Stored entries:
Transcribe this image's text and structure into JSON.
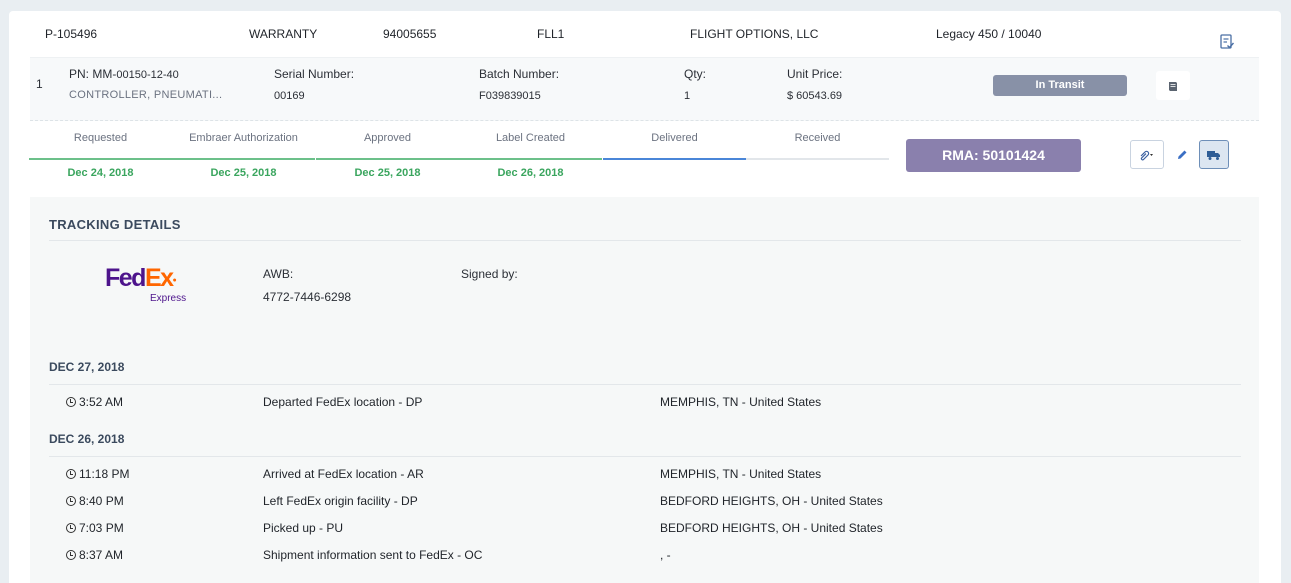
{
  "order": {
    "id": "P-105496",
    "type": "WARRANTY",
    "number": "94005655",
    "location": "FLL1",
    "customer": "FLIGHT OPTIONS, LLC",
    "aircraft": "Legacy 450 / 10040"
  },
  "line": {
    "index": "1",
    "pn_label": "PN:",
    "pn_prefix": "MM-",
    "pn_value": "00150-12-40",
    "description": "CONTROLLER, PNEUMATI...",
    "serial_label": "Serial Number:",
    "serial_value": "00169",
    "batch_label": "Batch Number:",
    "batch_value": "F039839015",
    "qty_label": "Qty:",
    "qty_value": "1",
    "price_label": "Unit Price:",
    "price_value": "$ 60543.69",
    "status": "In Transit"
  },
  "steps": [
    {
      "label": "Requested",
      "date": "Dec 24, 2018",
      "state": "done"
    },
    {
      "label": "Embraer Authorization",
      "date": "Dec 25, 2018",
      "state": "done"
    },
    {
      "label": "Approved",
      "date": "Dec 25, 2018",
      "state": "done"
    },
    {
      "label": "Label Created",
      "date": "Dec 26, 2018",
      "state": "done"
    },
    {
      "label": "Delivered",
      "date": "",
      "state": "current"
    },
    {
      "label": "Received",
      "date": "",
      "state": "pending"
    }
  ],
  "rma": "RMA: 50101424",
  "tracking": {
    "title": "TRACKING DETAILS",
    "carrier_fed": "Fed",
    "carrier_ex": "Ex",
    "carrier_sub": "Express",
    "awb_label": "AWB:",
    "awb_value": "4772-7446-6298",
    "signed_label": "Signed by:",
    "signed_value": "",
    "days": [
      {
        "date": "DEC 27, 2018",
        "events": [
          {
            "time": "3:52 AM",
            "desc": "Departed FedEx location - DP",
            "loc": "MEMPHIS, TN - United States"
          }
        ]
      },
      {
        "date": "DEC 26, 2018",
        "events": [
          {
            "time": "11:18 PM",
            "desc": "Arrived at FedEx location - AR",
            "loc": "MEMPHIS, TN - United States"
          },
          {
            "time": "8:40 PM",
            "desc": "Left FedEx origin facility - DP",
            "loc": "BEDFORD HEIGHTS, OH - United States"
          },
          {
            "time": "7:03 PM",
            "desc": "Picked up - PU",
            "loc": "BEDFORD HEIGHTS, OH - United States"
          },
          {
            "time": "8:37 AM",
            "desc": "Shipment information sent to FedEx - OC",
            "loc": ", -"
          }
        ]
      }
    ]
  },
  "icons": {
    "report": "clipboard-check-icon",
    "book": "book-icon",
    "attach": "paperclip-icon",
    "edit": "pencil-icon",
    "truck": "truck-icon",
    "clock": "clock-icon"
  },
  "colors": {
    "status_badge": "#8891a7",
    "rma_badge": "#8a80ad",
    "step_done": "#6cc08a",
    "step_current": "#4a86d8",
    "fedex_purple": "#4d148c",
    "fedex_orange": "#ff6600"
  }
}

...

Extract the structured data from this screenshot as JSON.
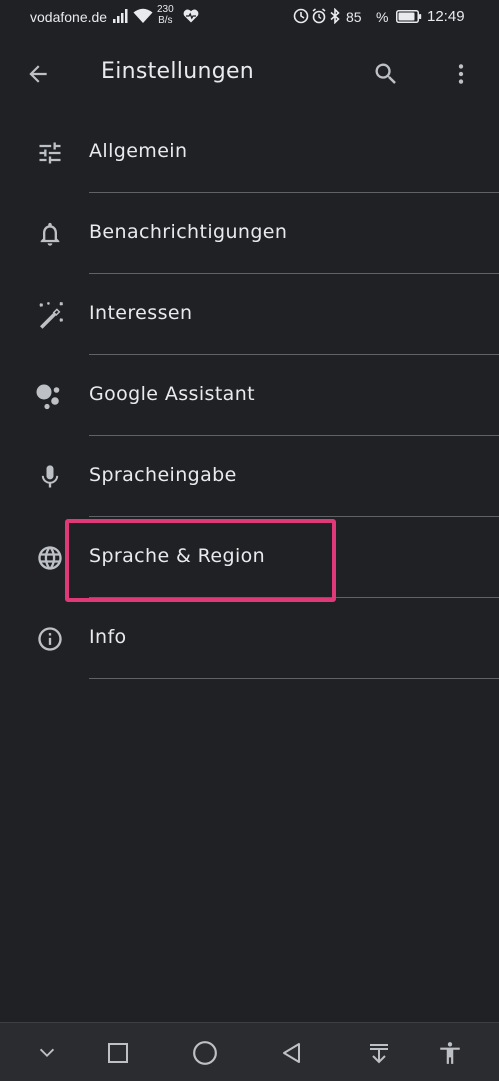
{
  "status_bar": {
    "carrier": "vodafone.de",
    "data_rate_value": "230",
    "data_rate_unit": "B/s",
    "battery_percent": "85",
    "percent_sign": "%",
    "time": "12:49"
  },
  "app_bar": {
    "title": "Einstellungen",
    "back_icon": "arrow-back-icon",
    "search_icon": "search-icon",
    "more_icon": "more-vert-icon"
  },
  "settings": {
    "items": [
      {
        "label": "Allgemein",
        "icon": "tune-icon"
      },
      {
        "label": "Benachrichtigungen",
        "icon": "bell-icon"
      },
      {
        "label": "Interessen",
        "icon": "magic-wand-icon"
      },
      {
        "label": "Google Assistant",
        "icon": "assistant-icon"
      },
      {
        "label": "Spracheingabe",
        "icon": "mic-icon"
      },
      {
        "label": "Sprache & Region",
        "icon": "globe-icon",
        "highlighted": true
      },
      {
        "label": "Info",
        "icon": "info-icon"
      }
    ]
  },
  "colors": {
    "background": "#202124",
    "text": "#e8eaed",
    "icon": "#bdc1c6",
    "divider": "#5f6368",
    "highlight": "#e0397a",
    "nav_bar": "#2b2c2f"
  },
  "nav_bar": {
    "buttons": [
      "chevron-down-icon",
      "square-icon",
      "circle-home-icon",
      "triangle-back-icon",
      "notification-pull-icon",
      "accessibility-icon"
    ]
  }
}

#### WORK INSTRUCTIONS
Identify and copy lines that hold the string "this".

#### EXERCISE OUTPUT
Transcribe this image's text and structure into JSON.
Extract the structured data from this screenshot as JSON.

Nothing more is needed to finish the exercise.